Your task is to write out the complete listing exactly as it is shown.

□ □ □ □ □ □ □

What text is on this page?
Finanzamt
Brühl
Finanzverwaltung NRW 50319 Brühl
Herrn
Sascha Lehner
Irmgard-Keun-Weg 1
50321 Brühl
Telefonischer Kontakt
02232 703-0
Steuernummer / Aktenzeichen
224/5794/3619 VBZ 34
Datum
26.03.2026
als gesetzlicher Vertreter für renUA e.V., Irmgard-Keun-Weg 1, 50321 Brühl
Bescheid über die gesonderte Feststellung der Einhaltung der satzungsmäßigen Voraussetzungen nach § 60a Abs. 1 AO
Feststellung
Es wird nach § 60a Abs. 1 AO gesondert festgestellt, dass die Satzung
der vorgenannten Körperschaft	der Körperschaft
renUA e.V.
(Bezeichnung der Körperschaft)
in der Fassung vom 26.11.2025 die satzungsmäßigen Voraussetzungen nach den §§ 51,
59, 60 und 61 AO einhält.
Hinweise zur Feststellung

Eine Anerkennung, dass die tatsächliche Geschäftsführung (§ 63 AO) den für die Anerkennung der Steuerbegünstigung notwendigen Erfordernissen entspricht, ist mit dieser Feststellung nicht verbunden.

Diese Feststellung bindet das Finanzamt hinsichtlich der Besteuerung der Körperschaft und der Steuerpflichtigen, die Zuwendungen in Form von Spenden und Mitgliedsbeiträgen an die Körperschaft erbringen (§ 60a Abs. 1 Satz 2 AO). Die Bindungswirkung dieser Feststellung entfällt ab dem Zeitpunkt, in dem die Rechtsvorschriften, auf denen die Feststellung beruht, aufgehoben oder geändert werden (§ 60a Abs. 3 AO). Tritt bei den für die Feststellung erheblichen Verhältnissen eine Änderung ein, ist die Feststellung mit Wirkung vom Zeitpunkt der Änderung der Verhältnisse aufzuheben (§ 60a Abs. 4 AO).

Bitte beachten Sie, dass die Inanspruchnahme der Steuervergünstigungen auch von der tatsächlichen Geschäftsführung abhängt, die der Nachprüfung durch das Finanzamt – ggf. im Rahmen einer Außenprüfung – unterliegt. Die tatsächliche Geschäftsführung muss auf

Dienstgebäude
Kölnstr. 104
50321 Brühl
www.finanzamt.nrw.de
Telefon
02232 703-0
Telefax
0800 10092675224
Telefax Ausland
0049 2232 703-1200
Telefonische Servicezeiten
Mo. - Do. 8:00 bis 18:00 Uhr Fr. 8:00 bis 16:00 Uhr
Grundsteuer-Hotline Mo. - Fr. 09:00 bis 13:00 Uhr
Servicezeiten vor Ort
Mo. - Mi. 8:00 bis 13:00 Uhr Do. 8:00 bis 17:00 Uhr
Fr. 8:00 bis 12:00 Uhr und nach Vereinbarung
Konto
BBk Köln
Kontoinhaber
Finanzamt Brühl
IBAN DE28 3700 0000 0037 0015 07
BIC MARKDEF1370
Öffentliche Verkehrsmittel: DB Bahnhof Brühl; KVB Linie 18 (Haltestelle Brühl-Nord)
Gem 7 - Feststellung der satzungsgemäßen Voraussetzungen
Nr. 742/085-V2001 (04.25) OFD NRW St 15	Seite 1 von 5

□ □ □ □ □ □ □

● **Solution**
What text is on this page?
Finanzamt
Brühl
Finanzverwaltung NRW 50319 Brühl
Herrn
Sascha Lehner
Irmgard-Keun-Weg 1
50321 Brühl
Telefonischer Kontakt
02232 703-0
Steuernummer / Aktenzeichen
224/5794/3619 VBZ 34
Datum
26.03.2026
als gesetzlicher Vertreter für renUA e.V., Irmgard-Keun-Weg 1, 50321 Brühl
Bescheid über die gesonderte Feststellung der Einhaltung der satzungsmäßigen Voraussetzungen nach § 60a Abs. 1 AO
Feststellung
Es wird nach § 60a Abs. 1 AO gesondert festgestellt, dass die Satzung
der vorgenannten Körperschaft	der Körperschaft
renUA e.V.
(Bezeichnung der Körperschaft)
in der Fassung vom 26.11.2025 die satzungsmäßigen Voraussetzungen nach den §§ 51,
59, 60 und 61 AO einhält.
Hinweise zur Feststellung

Eine Anerkennung, dass die tatsächliche Geschäftsführung (§ 63 AO) den für die Anerkennung der Steuerbegünstigung notwendigen Erfordernissen entspricht, ist mit dieser Feststellung nicht verbunden.

Diese Feststellung bindet das Finanzamt hinsichtlich der Besteuerung der Körperschaft und der Steuerpflichtigen, die Zuwendungen in Form von Spenden und Mitgliedsbeiträgen an die Körperschaft erbringen (§ 60a Abs. 1 Satz 2 AO). Die Bindungswirkung dieser Feststellung entfällt ab dem Zeitpunkt, in dem die Rechtsvorschriften, auf denen die Feststellung beruht, aufgehoben oder geändert werden (§ 60a Abs. 3 AO). Tritt bei den für die Feststellung erheblichen Verhältnissen eine Änderung ein, ist die Feststellung mit Wirkung vom Zeitpunkt der Änderung der Verhältnisse aufzuheben (§ 60a Abs. 4 AO).

Bitte beachten Sie, dass die Inanspruchnahme der Steuervergünstigungen auch von der tatsächlichen Geschäftsführung abhängt, die der Nachprüfung durch das Finanzamt – ggf. im Rahmen einer Außenprüfung – unterliegt. Die tatsächliche Geschäftsführung muss auf

Dienstgebäude
Kölnstr. 104
50321 Brühl
www.finanzamt.nrw.de
Telefon
02232 703-0
Telefax
0800 10092675224
Telefax Ausland
0049 2232 703-1200
Telefonische Servicezeiten
Mo. - Do. 8:00 bis 18:00 Uhr Fr. 8:00 bis 16:00 Uhr
Grundsteuer-Hotline Mo. - Fr. 09:00 bis 13:00 Uhr
Servicezeiten vor Ort
Mo. - Mi. 8:00 bis 13:00 Uhr Do. 8:00 bis 17:00 Uhr
Fr. 8:00 bis 12:00 Uhr und nach Vereinbarung
Konto
BBk Köln
Kontoinhaber
Finanzamt Brühl
IBAN DE28 3700 0000 0037 0015 07
BIC MARKDEF1370
Öffentliche Verkehrsmittel: DB Bahnhof Brühl; KVB Linie 18 (Haltestelle Brühl-Nord)
Gem 7 - Feststellung der satzungsgemäßen Voraussetzungen
Nr. 742/085-V2001 (04.25) OFD NRW St 15	Seite 1 von 5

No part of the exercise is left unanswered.